Also underpinning the quote’s weakness could be the downbeat New Zealand GDT Price Index data, 1.0% from 4.0%. On the same line could be firmer US housing market data, namely Housing Starts and Building Permits for August, which backed hopes of hearing the word taper from the US Fed in Wednesday’s meeting, Thursday for New Zealand.
Alternatively, the DXY softened for the second day after stepping back from a monthly high on Monday. The reason could be spotted from the market’s readiness to accept the fact China will save its biggest real-estate player, either directly or indirectly, from being like a Lehman saga. Evergrande Chairman also sounds optimistic in his latest speech and supported the brighter concerns.
Another risk-on factor was hopes of stimulus, as hinted by House Speaker Nancy Pelosi, as well as the US Democratic Party’s push to suspend the debt ceiling.
Above all, the cautious mood ahead of the US Fed meeting kept traders on the wait-and-watch mode, which gave rise to consolidation despite except for the NZD/USD prices.
While portraying the mood, US equities closed mixed while the 10-year Treasury yields rose 1.9 basis points (bps) to 1.328% by the end of Tuesday’s North American session.

_ _ _

## TASKS AND EXERCISES
A – Summarize the currency market report in two sentences.
B – Transcribe part of the currency market report. Start at the words containing "Alternatively, the DXY" and stop after "the debt ceiling.".
C – Pick up the currency market report after its final sentence and write what comes next.
The lines that follow are drawn from a different source than the market report.

_ _ _

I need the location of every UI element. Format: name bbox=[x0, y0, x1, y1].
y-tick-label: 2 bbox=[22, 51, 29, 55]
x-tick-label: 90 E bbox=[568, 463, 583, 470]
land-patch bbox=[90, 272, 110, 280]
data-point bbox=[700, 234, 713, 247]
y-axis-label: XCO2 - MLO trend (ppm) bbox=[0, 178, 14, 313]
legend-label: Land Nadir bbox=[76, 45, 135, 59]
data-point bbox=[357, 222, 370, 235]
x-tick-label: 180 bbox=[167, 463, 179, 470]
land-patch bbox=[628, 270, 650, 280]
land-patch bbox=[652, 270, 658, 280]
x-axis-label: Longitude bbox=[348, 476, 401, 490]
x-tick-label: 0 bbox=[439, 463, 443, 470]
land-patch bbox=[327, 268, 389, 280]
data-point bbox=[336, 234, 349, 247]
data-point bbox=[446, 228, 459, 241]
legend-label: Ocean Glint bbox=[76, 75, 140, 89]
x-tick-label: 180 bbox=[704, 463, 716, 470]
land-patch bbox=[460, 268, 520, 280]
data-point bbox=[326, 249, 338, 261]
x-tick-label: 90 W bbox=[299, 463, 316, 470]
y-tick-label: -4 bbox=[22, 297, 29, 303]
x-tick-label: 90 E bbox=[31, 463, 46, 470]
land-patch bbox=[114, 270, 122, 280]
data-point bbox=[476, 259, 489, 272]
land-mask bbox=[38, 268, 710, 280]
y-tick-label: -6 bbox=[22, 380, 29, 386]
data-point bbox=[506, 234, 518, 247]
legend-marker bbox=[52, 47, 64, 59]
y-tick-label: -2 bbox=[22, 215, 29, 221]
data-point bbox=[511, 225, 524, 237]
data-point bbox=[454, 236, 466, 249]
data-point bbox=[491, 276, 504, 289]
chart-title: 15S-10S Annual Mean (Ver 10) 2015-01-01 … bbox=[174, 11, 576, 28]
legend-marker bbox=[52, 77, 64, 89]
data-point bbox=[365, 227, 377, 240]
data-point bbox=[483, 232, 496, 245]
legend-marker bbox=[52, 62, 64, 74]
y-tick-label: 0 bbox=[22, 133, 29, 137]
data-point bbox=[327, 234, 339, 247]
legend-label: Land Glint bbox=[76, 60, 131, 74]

_ _ _

## PER-TASK ANSWERS
A – Downbeat New Zealand GDT Price Index data and firmer US housing figures, which backed hopes of a taper signal from the Fed, may have weighed on the quote. Meanwhile, the DXY softened on expectations that China will save Evergrande and on stimulus and debt-ceiling hopes, caution before the Fed meeting kept traders waiting, US equities closed mixed, and 10-year Treasury yields rose to 1.328%.

B –
Alternatively, the DXY softened for the second day after stepping back from a monthly high on Monday. The reason could be spotted from the market’s readiness to accept the fact China will save its biggest real-estate player, either directly or indirectly, from being like a Lehman saga. Evergrande Chairman also sounds optimistic in his latest speech and supported the brighter concerns.
Another risk-on factor was hopes of stimulus, as hinted by House Speaker Nancy Pelosi, as well as the US Democratic Party’s push to suspend the debt ceiling.

C –
Moving on, all eyes on China’s return and Beijing-based traders’ reaction to the Evergrande fears. The PBOC meeting is also up for conveying the latest rate decision, prior 3.85%, increasing the importance of China open.
Read: PBoC September Preview: Will policymakers step in to ease Evergrande fears?
Following that, markets may witness the pre-Fed trading lull but could react to the risk catalysts and second-tier US data. Should the Fed resort to the hawkish expectations, NZD/USD has a further downside gap to fill.
Read: Can the Fed disrupt stock market gains, and why China’s evergrande is causing wobbles elsewhere
Technical analysis
A clear downside break of 200-day EMA, around 0.7020, directs NZD/USD bears towards one-month-old horizontal support near 0.6985.